• What you should do
Find every line in the records below that contains the word "title", and copy each such line.

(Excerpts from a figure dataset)
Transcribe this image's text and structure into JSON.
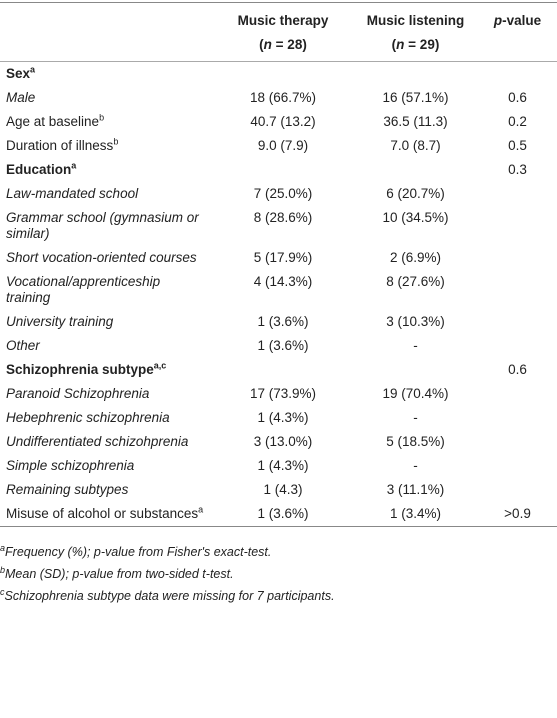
{
  "table": {
    "header": [
      {
        "title": "Music therapy",
        "pre": "(",
        "var": "n",
        "post": " = 28)"
      },
      {
        "title": "Music listening",
        "pre": "(",
        "var": "n",
        "post": " = 29)"
      },
      {
        "var": "p",
        "post": "-value"
      }
    ],
    "rows": [
      {
        "label": "Sex",
        "sup": "a",
        "style": "bold",
        "cells": [
          null,
          null,
          null
        ]
      },
      {
        "label": "Male",
        "style": "italic",
        "cells": [
          "18 (66.7%)",
          "16 (57.1%)",
          "0.6"
        ]
      },
      {
        "label": "Age at baseline",
        "sup": "b",
        "style": "normal",
        "cells": [
          "40.7 (13.2)",
          "36.5 (11.3)",
          "0.2"
        ]
      },
      {
        "label": "Duration of illness",
        "sup": "b",
        "style": "normal",
        "cells": [
          "9.0 (7.9)",
          "7.0 (8.7)",
          "0.5"
        ]
      },
      {
        "label": "Education",
        "sup": "a",
        "style": "bold",
        "cells": [
          null,
          null,
          "0.3"
        ]
      },
      {
        "label": "Law-mandated school",
        "style": "italic",
        "cells": [
          "7 (25.0%)",
          "6 (20.7%)",
          null
        ]
      },
      {
        "label": "Grammar school (gymnasium or similar)",
        "style": "italic",
        "cells": [
          "8 (28.6%)",
          "10 (34.5%)",
          null
        ]
      },
      {
        "label": "Short vocation-oriented courses",
        "style": "italic",
        "cells": [
          "5 (17.9%)",
          "2 (6.9%)",
          null
        ]
      },
      {
        "label": "Vocational/apprenticeship training",
        "style": "italic",
        "cells": [
          "4 (14.3%)",
          "8 (27.6%)",
          null
        ]
      },
      {
        "label": "University training",
        "style": "italic",
        "cells": [
          "1 (3.6%)",
          "3 (10.3%)",
          null
        ]
      },
      {
        "label": "Other",
        "style": "italic",
        "cells": [
          "1 (3.6%)",
          "-",
          null
        ]
      },
      {
        "label": "Schizophrenia subtype",
        "sup": "a,c",
        "style": "bold",
        "cells": [
          null,
          null,
          "0.6"
        ]
      },
      {
        "label": "Paranoid Schizophrenia",
        "style": "italic",
        "cells": [
          "17 (73.9%)",
          "19 (70.4%)",
          null
        ]
      },
      {
        "label": "Hebephrenic schizophrenia",
        "style": "italic",
        "cells": [
          "1 (4.3%)",
          "-",
          null
        ]
      },
      {
        "label": "Undifferentiated schizohprenia",
        "style": "italic",
        "cells": [
          "3 (13.0%)",
          "5 (18.5%)",
          null
        ]
      },
      {
        "label": "Simple schizophrenia",
        "style": "italic",
        "cells": [
          "1 (4.3%)",
          "-",
          null
        ]
      },
      {
        "label": "Remaining subtypes",
        "style": "italic",
        "cells": [
          "1 (4.3)",
          "3 (11.1%)",
          null
        ]
      },
      {
        "label": "Misuse of alcohol or substances",
        "sup": "a",
        "style": "normal",
        "cells": [
          "1 (3.6%)",
          "1 (3.4%)",
          ">0.9"
        ]
      }
    ],
    "footnotes": [
      {
        "sup": "a",
        "text": "Frequency (%); p-value from Fisher's exact-test."
      },
      {
        "sup": "b",
        "text": "Mean (SD); p-value from two-sided t-test."
      },
      {
        "sup": "c",
        "text": "Schizophrenia subtype data were missing for 7 participants."
      }
    ]
  }
}
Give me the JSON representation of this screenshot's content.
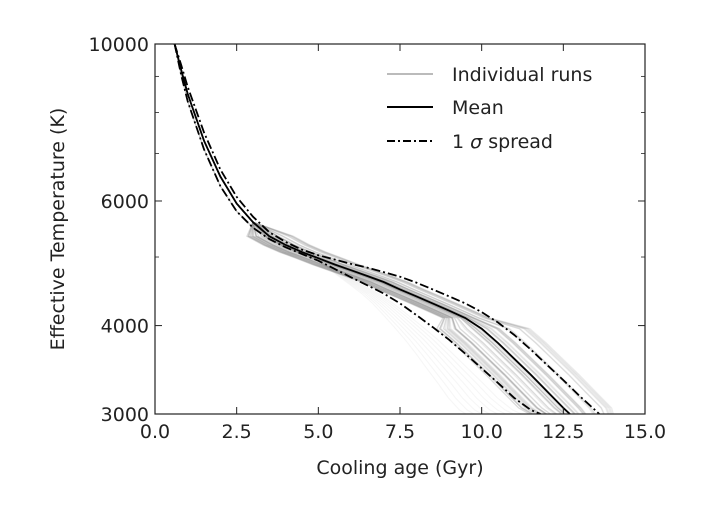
{
  "chart_data": {
    "type": "line",
    "title": "",
    "xlabel": "Cooling age (Gyr)",
    "ylabel": "Effective Temperature (K)",
    "xlim": [
      0.0,
      15.0
    ],
    "ylim": [
      3000,
      10000
    ],
    "yscale": "log",
    "grid": false,
    "legend_position": "top-right",
    "x_ticks": [
      "0.0",
      "2.5",
      "5.0",
      "7.5",
      "10.0",
      "12.5",
      "15.0"
    ],
    "y_ticks": [
      "3000",
      "4000",
      "6000",
      "10000"
    ],
    "legend": {
      "individual": "Individual runs",
      "mean": "Mean",
      "sigma_prefix": "1 ",
      "sigma_symbol": "σ",
      "sigma_suffix": " spread"
    },
    "colors": {
      "individual": "#808080",
      "mean": "#000000",
      "spread": "#000000",
      "legend_individual": "#bbbbbb",
      "axis": "#222222"
    },
    "series": [
      {
        "name": "Mean",
        "style": "solid",
        "x": [
          0.6,
          0.8,
          1.0,
          1.5,
          2.0,
          2.5,
          3.0,
          3.5,
          4.0,
          4.5,
          5.0,
          5.5,
          6.0,
          6.5,
          7.0,
          7.5,
          8.0,
          8.5,
          9.0,
          9.5,
          10.0,
          10.5,
          11.0,
          11.5,
          12.0,
          12.5,
          12.7
        ],
        "y": [
          10000,
          9200,
          8500,
          7300,
          6500,
          5950,
          5600,
          5350,
          5200,
          5080,
          4980,
          4880,
          4790,
          4700,
          4610,
          4500,
          4400,
          4300,
          4200,
          4100,
          3960,
          3780,
          3590,
          3410,
          3230,
          3060,
          3000
        ]
      },
      {
        "name": "1 σ spread (upper)",
        "style": "dashdot",
        "x": [
          0.6,
          0.8,
          1.0,
          1.5,
          2.0,
          2.5,
          3.0,
          3.5,
          4.0,
          4.5,
          5.0,
          5.5,
          6.0,
          6.5,
          7.0,
          7.5,
          8.0,
          8.5,
          9.0,
          9.5,
          10.0,
          10.5,
          11.0,
          11.5,
          12.0,
          12.5,
          13.0,
          13.5,
          13.6
        ],
        "y": [
          10000,
          9350,
          8700,
          7500,
          6650,
          6080,
          5700,
          5420,
          5250,
          5120,
          5030,
          4960,
          4890,
          4830,
          4760,
          4690,
          4600,
          4500,
          4400,
          4300,
          4180,
          4040,
          3880,
          3700,
          3520,
          3350,
          3180,
          3030,
          3000
        ]
      },
      {
        "name": "1 σ spread (lower)",
        "style": "dashdot",
        "x": [
          0.6,
          0.8,
          1.0,
          1.5,
          2.0,
          2.5,
          3.0,
          3.5,
          4.0,
          4.5,
          5.0,
          5.5,
          6.0,
          6.5,
          7.0,
          7.5,
          8.0,
          8.5,
          9.0,
          9.5,
          10.0,
          10.5,
          11.0,
          11.5,
          11.8
        ],
        "y": [
          10000,
          9050,
          8300,
          7100,
          6300,
          5800,
          5500,
          5300,
          5160,
          5050,
          4940,
          4810,
          4680,
          4560,
          4440,
          4300,
          4140,
          3980,
          3820,
          3650,
          3480,
          3320,
          3160,
          3040,
          3000
        ]
      }
    ]
  }
}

• Solution
        "title": "Music therapy",
        "title": "Music listening",
    "title": "",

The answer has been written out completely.